## WHAT YOU ARE ASKED TO DO
Please reproduce the excerpt about user personas and emotional variety word for word.

And then you also had a subset of people who were panicked or they were frustrated and just that there was a huge swing in that emotional variety and it was very interesting when we went back and did it on the student side for the marketplace. We decided, “You know what? We want to be able to really focus our jobs on who we’ve already decided our target personas are.” And that emotional variety wasn’t there because one of the defining characteristics of that group is this growth mindset, positive attitudes towards learning, all of that. And so there wasn’t that huge swing because they know, “I can learn it. I can do it and that will get me over this hump.” Rather than, “Oh, my God. I don’t know if I can do this.” Which was a very different experience.

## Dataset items
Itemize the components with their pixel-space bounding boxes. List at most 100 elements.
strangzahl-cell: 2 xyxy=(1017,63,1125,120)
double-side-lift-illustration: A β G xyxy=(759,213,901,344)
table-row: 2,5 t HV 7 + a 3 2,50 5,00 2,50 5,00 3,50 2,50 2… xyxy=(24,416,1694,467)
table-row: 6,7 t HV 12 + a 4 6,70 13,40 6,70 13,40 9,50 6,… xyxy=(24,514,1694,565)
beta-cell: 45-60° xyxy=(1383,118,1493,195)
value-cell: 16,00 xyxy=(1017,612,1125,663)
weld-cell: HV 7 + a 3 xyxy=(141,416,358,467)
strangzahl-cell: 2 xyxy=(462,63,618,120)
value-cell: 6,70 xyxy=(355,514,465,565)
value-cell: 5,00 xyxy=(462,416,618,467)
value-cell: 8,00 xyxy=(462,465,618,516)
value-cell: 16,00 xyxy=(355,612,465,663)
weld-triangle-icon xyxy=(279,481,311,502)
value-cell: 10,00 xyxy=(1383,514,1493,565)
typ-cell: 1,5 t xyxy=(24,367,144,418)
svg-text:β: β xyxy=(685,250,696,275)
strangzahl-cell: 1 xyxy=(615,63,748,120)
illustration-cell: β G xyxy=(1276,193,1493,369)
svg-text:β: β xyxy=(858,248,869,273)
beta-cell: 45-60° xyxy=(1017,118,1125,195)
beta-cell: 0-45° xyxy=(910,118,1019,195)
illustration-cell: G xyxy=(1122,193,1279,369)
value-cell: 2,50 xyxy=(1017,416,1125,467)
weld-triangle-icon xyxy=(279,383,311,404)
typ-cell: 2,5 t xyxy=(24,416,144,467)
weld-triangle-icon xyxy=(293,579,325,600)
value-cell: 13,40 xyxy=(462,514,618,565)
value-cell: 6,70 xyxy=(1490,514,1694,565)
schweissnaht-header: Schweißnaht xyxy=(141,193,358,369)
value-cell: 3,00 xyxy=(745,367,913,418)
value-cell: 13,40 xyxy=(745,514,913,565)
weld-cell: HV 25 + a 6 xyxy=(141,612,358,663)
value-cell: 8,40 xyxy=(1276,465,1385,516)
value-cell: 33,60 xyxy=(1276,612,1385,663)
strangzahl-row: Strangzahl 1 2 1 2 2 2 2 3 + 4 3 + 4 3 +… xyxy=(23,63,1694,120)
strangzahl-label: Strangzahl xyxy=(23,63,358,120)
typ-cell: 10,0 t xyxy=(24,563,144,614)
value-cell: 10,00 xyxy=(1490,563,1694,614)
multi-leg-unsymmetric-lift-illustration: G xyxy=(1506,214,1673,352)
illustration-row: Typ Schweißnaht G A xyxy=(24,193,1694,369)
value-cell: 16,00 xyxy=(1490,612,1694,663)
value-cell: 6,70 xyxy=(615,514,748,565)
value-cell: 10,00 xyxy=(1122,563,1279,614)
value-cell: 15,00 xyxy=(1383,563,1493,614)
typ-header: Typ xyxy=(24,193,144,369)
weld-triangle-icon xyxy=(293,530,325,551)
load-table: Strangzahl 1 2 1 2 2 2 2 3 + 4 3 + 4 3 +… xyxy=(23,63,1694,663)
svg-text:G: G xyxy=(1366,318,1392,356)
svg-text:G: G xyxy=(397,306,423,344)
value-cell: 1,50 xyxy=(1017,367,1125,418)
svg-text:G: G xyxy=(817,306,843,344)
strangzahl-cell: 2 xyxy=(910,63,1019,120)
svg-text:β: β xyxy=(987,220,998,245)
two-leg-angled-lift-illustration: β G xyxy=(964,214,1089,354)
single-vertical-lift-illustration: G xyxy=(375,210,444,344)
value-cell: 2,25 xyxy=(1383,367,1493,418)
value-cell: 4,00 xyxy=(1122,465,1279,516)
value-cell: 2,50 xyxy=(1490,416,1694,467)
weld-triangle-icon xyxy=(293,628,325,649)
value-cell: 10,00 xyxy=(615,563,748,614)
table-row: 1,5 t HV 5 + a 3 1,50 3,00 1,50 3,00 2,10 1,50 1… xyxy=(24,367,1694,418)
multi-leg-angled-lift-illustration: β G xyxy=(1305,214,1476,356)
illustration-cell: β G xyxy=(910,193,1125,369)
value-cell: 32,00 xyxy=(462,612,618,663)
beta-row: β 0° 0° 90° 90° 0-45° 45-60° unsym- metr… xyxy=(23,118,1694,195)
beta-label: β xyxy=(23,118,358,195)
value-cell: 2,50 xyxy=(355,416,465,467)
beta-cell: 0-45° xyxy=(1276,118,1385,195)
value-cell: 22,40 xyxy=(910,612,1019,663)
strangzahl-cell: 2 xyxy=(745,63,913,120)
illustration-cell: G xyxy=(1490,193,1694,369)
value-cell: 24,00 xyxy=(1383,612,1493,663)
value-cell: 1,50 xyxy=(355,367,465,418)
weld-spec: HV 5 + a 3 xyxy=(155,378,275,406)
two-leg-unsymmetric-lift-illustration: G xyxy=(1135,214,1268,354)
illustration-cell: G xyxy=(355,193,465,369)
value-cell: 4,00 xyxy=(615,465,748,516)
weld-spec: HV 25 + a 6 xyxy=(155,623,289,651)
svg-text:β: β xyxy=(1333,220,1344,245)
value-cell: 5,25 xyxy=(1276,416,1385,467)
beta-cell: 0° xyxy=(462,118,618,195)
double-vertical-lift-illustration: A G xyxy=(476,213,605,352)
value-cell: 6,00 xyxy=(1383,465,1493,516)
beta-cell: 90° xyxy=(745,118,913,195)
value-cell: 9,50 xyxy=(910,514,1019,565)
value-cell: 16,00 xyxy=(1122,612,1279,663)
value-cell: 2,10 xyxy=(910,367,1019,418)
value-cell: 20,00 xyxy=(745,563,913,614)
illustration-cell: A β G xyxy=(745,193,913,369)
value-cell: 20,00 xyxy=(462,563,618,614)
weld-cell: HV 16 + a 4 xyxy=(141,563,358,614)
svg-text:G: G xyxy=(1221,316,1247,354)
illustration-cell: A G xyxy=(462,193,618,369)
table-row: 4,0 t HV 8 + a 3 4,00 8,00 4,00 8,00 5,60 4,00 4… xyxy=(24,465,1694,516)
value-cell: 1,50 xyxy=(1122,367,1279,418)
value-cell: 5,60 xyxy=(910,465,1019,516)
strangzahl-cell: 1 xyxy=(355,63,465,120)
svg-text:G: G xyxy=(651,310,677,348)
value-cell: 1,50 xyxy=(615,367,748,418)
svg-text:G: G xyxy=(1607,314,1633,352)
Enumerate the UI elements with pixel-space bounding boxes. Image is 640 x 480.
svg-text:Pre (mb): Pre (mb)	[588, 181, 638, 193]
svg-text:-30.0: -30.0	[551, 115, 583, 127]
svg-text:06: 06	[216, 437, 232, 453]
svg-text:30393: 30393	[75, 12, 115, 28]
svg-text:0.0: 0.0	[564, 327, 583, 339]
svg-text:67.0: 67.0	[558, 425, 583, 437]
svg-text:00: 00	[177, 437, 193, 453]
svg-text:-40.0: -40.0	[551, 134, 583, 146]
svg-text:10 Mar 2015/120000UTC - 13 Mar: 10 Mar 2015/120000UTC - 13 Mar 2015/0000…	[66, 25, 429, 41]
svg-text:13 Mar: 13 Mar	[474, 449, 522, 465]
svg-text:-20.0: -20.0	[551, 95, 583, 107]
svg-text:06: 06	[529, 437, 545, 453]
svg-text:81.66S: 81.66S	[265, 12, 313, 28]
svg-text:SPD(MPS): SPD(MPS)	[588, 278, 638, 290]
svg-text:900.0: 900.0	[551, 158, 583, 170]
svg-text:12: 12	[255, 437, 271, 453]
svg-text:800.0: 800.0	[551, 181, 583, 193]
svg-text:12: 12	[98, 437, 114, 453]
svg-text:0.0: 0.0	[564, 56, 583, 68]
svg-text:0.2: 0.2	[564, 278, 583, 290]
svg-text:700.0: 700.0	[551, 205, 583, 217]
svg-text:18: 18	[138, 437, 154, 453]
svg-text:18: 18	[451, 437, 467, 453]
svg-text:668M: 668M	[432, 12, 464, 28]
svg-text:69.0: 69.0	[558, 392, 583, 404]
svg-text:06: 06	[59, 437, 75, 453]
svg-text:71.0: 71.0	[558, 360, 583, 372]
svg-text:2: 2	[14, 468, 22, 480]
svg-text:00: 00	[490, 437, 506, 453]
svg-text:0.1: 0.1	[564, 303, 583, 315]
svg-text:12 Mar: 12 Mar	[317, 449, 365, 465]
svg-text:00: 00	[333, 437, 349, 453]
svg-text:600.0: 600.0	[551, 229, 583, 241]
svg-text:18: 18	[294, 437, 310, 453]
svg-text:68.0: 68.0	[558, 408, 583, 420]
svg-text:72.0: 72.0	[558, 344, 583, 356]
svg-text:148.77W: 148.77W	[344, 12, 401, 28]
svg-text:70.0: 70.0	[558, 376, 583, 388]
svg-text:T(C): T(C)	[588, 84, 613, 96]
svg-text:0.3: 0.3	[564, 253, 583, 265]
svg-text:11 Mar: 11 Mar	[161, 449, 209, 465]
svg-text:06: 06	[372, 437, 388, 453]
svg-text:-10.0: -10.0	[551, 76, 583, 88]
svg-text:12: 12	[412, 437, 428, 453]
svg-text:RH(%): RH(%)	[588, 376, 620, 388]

## RESPONSE TO THIS TASK
And then you also had a subset of people who were panicked or they were frustrated and just that there was a huge swing in that emotional variety and it was very interesting when we went back and did it on the student side for the marketplace. We decided, “You know what? We want to be able to really focus our jobs on who we’ve already decided our target personas are.” And that emotional variety wasn’t there because one of the defining characteristics of that group is this growth mindset, positive attitudes towards learning, all of that. And so there wasn’t that huge swing because they know, “I can learn it. I can do it and that will get me over this hump.” Rather than, “Oh, my God. I don’t know if I can do this.” Which was a very different experience.